(Data listing)
# # # # #
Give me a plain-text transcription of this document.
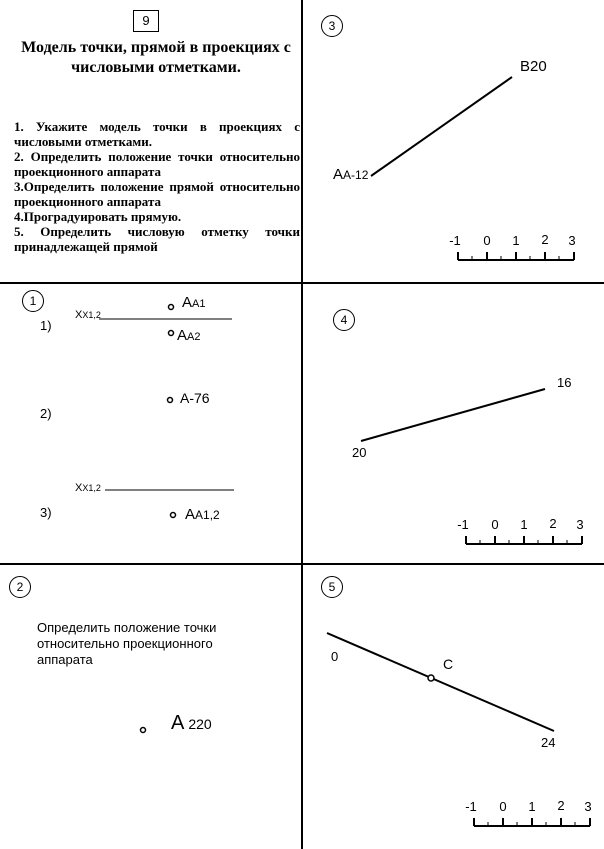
9
Модель точки, прямой в проекциях с числовыми отметками.
1. Укажите модель точки в проекциях с числовыми отметками.
2. Определить положение точки относительно проекционного аппарата
3.Определить положение прямой относительно проекционного аппарата
4.Проградуировать прямую.
5. Определить числовую отметку точки принадлежащей прямой
3
AA-12
B20
-1 0 1 2 3
1
1)
XX1,2
AA1
AA2
2)
A-76
3)
XX1,2
AA1,2
4
20
16
-1 0 1 2 3
2
Определить положение точки относительно проекционного аппарата
A 220
5
0	C
24
-1 0 1 2 3
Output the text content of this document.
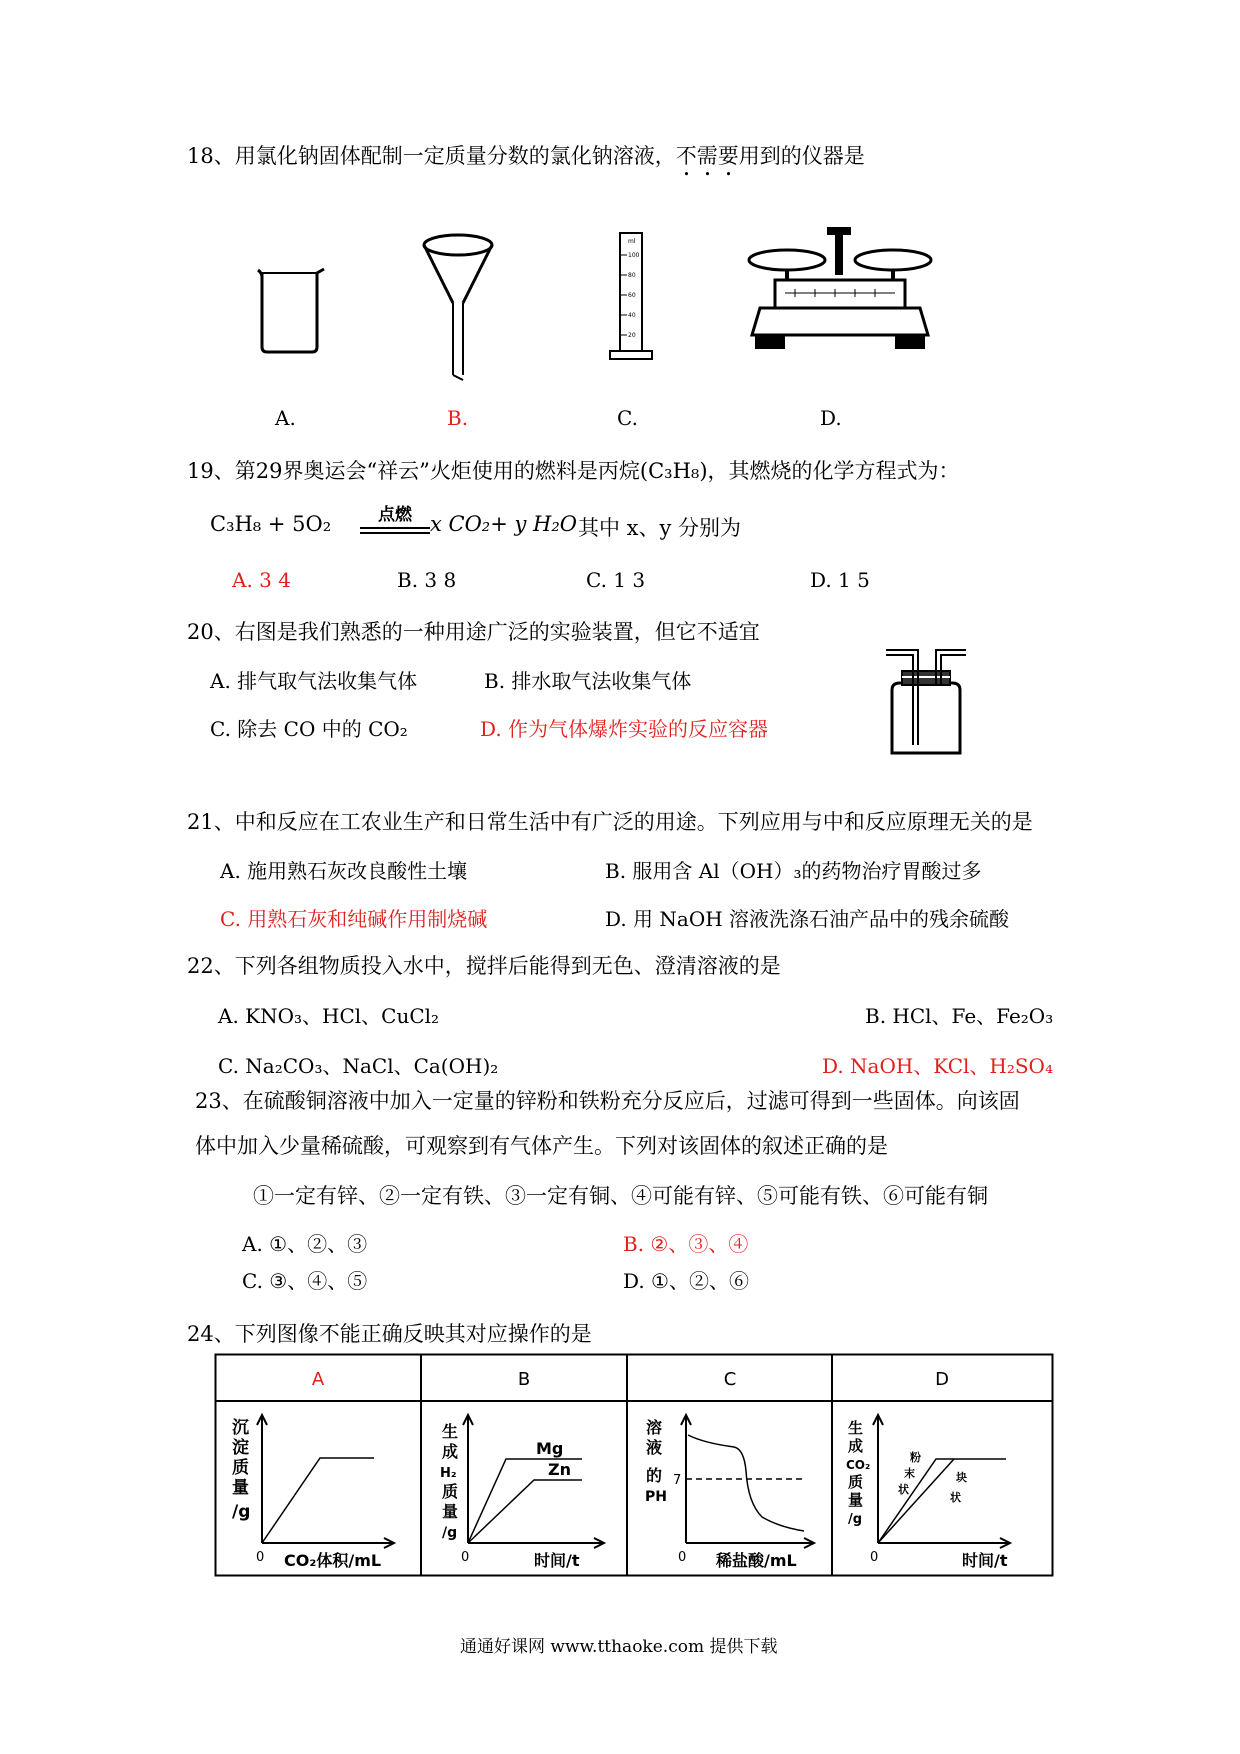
18、用氯化钠固体配制一定质量分数的氯化钠溶液，不需要用到的仪器是
ml
100
80
60
40
20
A.	B.	C.	D.
19、第29界奥运会“祥云”火炬使用的燃料是丙烷(C₃H₈)，其燃烧的化学方程式为：
C₃H₈ + 5O₂	点燃 x CO₂+ y H₂O 其中 x、y 分别为
A. 3 4	B. 3 8	C. 1 3	D. 1 5
20、右图是我们熟悉的一种用途广泛的实验装置，但它不适宜
A. 排气取气法收集气体	B. 排水取气法收集气体
C. 除去 CO 中的 CO₂	D. 作为气体爆炸实验的反应容器
21、中和反应在工农业生产和日常生活中有广泛的用途。下列应用与中和反应原理无关的是
A. 施用熟石灰改良酸性土壤	B. 服用含 Al（OH）₃的药物治疗胃酸过多
C. 用熟石灰和纯碱作用制烧碱	D. 用 NaOH 溶液洗涤石油产品中的残余硫酸
22、下列各组物质投入水中，搅拌后能得到无色、澄清溶液的是
A. KNO₃、HCl、CuCl₂	B. HCl、Fe、Fe₂O₃
C. Na₂CO₃、NaCl、Ca(OH)₂	D. NaOH、KCl、H₂SO₄
23、在硫酸铜溶液中加入一定量的锌粉和铁粉充分反应后，过滤可得到一些固体。向该固
体中加入少量稀硫酸，可观察到有气体产生。下列对该固体的叙述正确的是
①一定有锌、②一定有铁、③一定有铜、④可能有锌、⑤可能有铁、⑥可能有铜
A. ①、②、③	B. ②、③、④
C. ③、④、⑤	D. ①、②、⑥
24、下列图像不能正确反映其对应操作的是
A	B	C	D
沉
淀
质
量
/g
0 CO₂体积/mL
生
成
H₂
质
量
/g
Mg
Zn
0	时间/t
溶
液
的
PH
7
0 稀盐酸/mL
生
成
CO₂
质
量
/g
粉
末
状
块
状
0	时间/t
通通好课网 www.tthaoke.com 提供下载
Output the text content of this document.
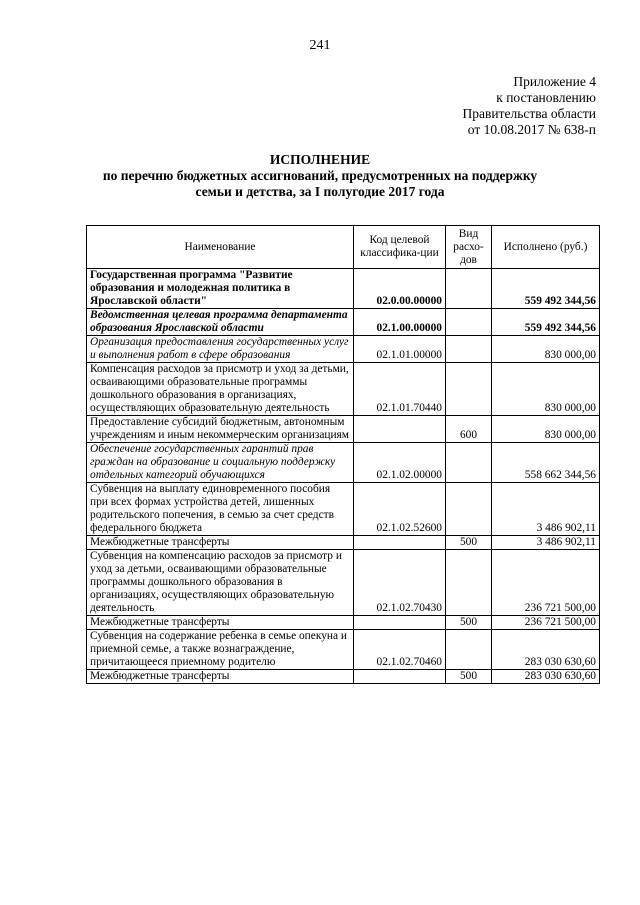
241
Приложение 4
к постановлению
Правительства области
от 10.08.2017 № 638-п
ИСПОЛНЕНИЕ
по перечню бюджетных ассигнований, предусмотренных на поддержку
семьи и детства, за I полугодие 2017 года
Наименование	Код целевой классифика-ции	Вид расхо-дов	Исполнено (руб.)
Государственная программа "Развитие образования и молодежная политика в Ярославской области"	02.0.00.00000		559 492 344,56
Ведомственная целевая программа департамента образования Ярославской области	02.1.00.00000		559 492 344,56
Организация предоставления государственных услуг и выполнения работ в сфере образования	02.1.01.00000		830 000,00
Компенсация расходов за присмотр и уход за детьми, осваивающими образовательные программы дошкольного образования в организациях, осуществляющих образовательную деятельность	02.1.01.70440		830 000,00
Предоставление субсидий бюджетным, автономным учреждениям и иным некоммерческим организациям		600	830 000,00
Обеспечение государственных гарантий прав граждан на образование и социальную поддержку отдельных категорий обучающихся	02.1.02.00000		558 662 344,56
Субвенция на выплату единовременного пособия при всех формах устройства детей, лишенных родительского попечения, в семью за счет средств федерального бюджета	02.1.02.52600		3 486 902,11
Межбюджетные трансферты		500	3 486 902,11
Субвенция на компенсацию расходов за присмотр и уход за детьми, осваивающими образовательные программы дошкольного образования в организациях, осуществляющих образовательную деятельность	02.1.02.70430		236 721 500,00
Межбюджетные трансферты		500	236 721 500,00
Субвенция на содержание ребенка в семье опекуна и приемной семье, а также вознаграждение, причитающееся приемному родителю	02.1.02.70460		283 030 630,60
Межбюджетные трансферты		500	283 030 630,60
# # # # #
Exercise aim:
Copy out each line of the records where the string "Ярославской" appears.

Written reply:
Государственная программа "Развитие образования и молодежная политика в Ярославской области"	02.0.00.00000		559 492 344,56
Ведомственная целевая программа департамента образования Ярославской области	02.1.00.00000		559 492 344,56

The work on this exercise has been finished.